**LISTING:**
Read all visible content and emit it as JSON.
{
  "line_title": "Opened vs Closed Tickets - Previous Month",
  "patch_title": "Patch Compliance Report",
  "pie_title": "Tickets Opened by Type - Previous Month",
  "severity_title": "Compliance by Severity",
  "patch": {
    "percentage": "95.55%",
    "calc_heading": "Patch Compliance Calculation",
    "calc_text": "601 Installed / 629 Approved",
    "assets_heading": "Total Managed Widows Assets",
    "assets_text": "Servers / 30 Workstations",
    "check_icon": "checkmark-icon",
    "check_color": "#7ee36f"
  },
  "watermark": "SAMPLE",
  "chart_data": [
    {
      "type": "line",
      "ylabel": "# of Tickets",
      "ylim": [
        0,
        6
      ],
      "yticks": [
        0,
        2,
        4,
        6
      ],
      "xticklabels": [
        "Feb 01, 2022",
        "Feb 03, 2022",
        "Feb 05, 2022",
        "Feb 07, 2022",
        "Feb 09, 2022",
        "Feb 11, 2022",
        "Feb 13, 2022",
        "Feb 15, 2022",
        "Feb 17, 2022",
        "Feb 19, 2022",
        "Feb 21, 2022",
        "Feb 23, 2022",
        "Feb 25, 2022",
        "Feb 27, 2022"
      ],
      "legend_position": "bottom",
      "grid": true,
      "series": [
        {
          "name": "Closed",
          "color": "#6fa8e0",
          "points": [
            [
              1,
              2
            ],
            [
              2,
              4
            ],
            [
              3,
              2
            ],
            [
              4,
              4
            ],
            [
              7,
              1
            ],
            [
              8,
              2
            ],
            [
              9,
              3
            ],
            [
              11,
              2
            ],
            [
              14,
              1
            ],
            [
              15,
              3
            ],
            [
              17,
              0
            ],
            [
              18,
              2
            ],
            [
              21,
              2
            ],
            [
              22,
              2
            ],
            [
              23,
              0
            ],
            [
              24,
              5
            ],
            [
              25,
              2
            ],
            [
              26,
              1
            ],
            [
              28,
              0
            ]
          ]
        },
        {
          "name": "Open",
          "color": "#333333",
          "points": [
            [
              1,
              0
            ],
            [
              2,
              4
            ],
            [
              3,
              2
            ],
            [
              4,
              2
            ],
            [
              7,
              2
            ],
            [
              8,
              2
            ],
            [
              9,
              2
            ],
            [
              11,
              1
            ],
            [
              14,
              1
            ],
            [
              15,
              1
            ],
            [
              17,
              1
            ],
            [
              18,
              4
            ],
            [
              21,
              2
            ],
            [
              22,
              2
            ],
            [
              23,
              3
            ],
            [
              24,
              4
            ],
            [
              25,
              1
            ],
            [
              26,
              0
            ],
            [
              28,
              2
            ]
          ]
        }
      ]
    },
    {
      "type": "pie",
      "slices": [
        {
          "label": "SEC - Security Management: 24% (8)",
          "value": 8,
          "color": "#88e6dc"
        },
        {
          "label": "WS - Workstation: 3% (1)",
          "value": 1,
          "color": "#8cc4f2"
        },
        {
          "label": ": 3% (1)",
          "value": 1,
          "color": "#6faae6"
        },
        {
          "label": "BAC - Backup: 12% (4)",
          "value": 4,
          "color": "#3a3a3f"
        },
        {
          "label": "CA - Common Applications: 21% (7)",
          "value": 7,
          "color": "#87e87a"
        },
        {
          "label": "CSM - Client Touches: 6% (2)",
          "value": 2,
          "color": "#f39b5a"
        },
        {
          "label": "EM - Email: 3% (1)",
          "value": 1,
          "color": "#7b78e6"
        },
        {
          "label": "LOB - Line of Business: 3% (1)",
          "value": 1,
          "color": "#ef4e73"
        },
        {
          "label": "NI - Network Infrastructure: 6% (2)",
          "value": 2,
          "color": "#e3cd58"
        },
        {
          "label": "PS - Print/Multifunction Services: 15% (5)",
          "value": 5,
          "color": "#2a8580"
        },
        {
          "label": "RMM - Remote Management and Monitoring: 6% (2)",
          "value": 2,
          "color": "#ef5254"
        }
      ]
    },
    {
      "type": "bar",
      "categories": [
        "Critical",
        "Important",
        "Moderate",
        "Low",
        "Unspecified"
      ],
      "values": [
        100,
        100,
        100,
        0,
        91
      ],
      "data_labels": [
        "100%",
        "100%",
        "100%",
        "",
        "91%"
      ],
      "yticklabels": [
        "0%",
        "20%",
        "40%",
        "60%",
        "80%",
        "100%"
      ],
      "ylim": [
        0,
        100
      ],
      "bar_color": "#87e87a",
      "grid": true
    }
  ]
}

**WORK TO DO:** Copy down the material exactly as written.

**TASK ANSWER:**
Read all visible content and emit it as JSON.
{
  "line_title": "Opened vs Closed Tickets - Previous Month",
  "patch_title": "Patch Compliance Report",
  "pie_title": "Tickets Opened by Type - Previous Month",
  "severity_title": "Compliance by Severity",
  "patch": {
    "percentage": "95.55%",
    "calc_heading": "Patch Compliance Calculation",
    "calc_text": "601 Installed / 629 Approved",
    "assets_heading": "Total Managed Widows Assets",
    "assets_text": "Servers / 30 Workstations",
    "check_icon": "checkmark-icon",
    "check_color": "#7ee36f"
  },
  "watermark": "SAMPLE",
  "chart_data": [
    {
      "type": "line",
      "ylabel": "# of Tickets",
      "ylim": [
        0,
        6
      ],
      "yticks": [
        0,
        2,
        4,
        6
      ],
      "xticklabels": [
        "Feb 01, 2022",
        "Feb 03, 2022",
        "Feb 05, 2022",
        "Feb 07, 2022",
        "Feb 09, 2022",
        "Feb 11, 2022",
        "Feb 13, 2022",
        "Feb 15, 2022",
        "Feb 17, 2022",
        "Feb 19, 2022",
        "Feb 21, 2022",
        "Feb 23, 2022",
        "Feb 25, 2022",
        "Feb 27, 2022"
      ],
      "legend_position": "bottom",
      "grid": true,
      "series": [
        {
          "name": "Closed",
          "color": "#6fa8e0",
          "points": [
            [
              1,
              2
            ],
            [
              2,
              4
            ],
            [
              3,
              2
            ],
            [
              4,
              4
            ],
            [
              7,
              1
            ],
            [
              8,
              2
            ],
            [
              9,
              3
            ],
            [
              11,
              2
            ],
            [
              14,
              1
            ],
            [
              15,
              3
            ],
            [
              17,
              0
            ],
            [
              18,
              2
            ],
            [
              21,
              2
            ],
            [
              22,
              2
            ],
            [
              23,
              0
            ],
            [
              24,
              5
            ],
            [
              25,
              2
            ],
            [
              26,
              1
            ],
            [
              28,
              0
            ]
          ]
        },
        {
          "name": "Open",
          "color": "#333333",
          "points": [
            [
              1,
              0
            ],
            [
              2,
              4
            ],
            [
              3,
              2
            ],
            [
              4,
              2
            ],
            [
              7,
              2
            ],
            [
              8,
              2
            ],
            [
              9,
              2
            ],
            [
              11,
              1
            ],
            [
              14,
              1
            ],
            [
              15,
              1
            ],
            [
              17,
              1
            ],
            [
              18,
              4
            ],
            [
              21,
              2
            ],
            [
              22,
              2
            ],
            [
              23,
              3
            ],
            [
              24,
              4
            ],
            [
              25,
              1
            ],
            [
              26,
              0
            ],
            [
              28,
              2
            ]
          ]
        }
      ]
    },
    {
      "type": "pie",
      "slices": [
        {
          "label": "SEC - Security Management: 24% (8)",
          "value": 8,
          "color": "#88e6dc"
        },
        {
          "label": "WS - Workstation: 3% (1)",
          "value": 1,
          "color": "#8cc4f2"
        },
        {
          "label": ": 3% (1)",
          "value": 1,
          "color": "#6faae6"
        },
        {
          "label": "BAC - Backup: 12% (4)",
          "value": 4,
          "color": "#3a3a3f"
        },
        {
          "label": "CA - Common Applications: 21% (7)",
          "value": 7,
          "color": "#87e87a"
        },
        {
          "label": "CSM - Client Touches: 6% (2)",
          "value": 2,
          "color": "#f39b5a"
        },
        {
          "label": "EM - Email: 3% (1)",
          "value": 1,
          "color": "#7b78e6"
        },
        {
          "label": "LOB - Line of Business: 3% (1)",
          "value": 1,
          "color": "#ef4e73"
        },
        {
          "label": "NI - Network Infrastructure: 6% (2)",
          "value": 2,
          "color": "#e3cd58"
        },
        {
          "label": "PS - Print/Multifunction Services: 15% (5)",
          "value": 5,
          "color": "#2a8580"
        },
        {
          "label": "RMM - Remote Management and Monitoring: 6% (2)",
          "value": 2,
          "color": "#ef5254"
        }
      ]
    },
    {
      "type": "bar",
      "categories": [
        "Critical",
        "Important",
        "Moderate",
        "Low",
        "Unspecified"
      ],
      "values": [
        100,
        100,
        100,
        0,
        91
      ],
      "data_labels": [
        "100%",
        "100%",
        "100%",
        "",
        "91%"
      ],
      "yticklabels": [
        "0%",
        "20%",
        "40%",
        "60%",
        "80%",
        "100%"
      ],
      "ylim": [
        0,
        100
      ],
      "bar_color": "#87e87a",
      "grid": true
    }
  ]
}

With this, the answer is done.